#### Exercise
For each line that holds "this", copy the line out.

#### Rows

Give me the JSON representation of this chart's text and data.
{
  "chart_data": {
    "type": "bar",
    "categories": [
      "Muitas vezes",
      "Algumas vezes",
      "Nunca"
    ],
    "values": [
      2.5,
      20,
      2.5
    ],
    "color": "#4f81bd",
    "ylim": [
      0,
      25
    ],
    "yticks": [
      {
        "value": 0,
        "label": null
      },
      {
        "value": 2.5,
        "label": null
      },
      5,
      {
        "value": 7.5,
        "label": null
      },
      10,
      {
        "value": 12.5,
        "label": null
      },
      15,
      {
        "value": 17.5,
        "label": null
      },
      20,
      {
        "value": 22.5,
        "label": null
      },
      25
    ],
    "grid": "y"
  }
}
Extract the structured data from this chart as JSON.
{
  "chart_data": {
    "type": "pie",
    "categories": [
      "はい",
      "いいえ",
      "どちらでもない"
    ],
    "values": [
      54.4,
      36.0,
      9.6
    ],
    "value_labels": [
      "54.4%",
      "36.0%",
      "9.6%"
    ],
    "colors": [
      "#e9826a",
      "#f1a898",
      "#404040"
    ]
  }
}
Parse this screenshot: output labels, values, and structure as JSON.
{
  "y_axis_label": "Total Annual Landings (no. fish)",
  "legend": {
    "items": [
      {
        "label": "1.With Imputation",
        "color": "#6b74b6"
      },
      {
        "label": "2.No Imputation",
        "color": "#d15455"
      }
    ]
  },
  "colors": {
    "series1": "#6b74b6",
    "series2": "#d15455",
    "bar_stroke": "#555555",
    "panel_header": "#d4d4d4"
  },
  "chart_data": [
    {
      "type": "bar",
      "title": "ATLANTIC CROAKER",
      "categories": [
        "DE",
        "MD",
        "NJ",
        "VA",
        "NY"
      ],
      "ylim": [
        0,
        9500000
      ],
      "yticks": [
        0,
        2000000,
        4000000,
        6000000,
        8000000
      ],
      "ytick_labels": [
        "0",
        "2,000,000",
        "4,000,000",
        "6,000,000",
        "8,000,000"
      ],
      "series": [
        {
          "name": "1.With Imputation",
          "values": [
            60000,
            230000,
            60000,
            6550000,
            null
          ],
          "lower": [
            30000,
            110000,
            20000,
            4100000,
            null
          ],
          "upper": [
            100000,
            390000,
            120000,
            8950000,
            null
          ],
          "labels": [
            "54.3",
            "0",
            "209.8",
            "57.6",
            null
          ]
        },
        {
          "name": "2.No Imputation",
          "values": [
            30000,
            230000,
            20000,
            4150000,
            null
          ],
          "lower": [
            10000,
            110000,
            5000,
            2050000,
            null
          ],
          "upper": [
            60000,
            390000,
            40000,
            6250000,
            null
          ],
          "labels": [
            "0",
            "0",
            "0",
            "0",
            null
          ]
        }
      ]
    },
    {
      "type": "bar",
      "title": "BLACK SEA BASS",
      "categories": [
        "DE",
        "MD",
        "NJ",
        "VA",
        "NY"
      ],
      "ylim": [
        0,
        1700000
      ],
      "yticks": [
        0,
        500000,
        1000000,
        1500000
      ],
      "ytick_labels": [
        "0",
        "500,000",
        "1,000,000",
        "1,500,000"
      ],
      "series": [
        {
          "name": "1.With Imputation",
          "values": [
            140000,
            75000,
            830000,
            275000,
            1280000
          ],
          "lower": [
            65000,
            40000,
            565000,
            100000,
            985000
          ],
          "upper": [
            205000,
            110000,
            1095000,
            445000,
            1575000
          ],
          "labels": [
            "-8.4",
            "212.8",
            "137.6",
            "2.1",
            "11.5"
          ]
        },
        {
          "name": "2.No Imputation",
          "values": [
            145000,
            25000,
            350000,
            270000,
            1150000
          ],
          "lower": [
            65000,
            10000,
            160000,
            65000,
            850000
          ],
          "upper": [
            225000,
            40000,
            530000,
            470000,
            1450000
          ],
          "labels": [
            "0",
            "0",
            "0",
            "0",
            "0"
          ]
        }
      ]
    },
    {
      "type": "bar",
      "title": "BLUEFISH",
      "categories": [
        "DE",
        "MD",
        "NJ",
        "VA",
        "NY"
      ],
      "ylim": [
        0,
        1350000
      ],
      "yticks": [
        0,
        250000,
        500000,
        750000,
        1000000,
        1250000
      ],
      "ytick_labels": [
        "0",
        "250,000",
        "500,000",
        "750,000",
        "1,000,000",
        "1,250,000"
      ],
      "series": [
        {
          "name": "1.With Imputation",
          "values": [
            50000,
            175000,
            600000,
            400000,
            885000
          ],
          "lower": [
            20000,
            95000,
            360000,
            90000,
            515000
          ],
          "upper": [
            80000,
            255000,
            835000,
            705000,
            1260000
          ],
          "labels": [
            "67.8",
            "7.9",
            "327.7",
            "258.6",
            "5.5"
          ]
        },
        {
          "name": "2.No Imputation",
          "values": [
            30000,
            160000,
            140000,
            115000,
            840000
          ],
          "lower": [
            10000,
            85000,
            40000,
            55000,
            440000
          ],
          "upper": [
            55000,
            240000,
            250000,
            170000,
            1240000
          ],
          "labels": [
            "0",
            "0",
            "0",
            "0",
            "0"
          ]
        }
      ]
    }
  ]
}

#### Finished exercise
Give me the JSON representation of this chart's text and data.
Extract the structured data from this chart as JSON.
Parse this screenshot: output labels, values, and structure as JSON.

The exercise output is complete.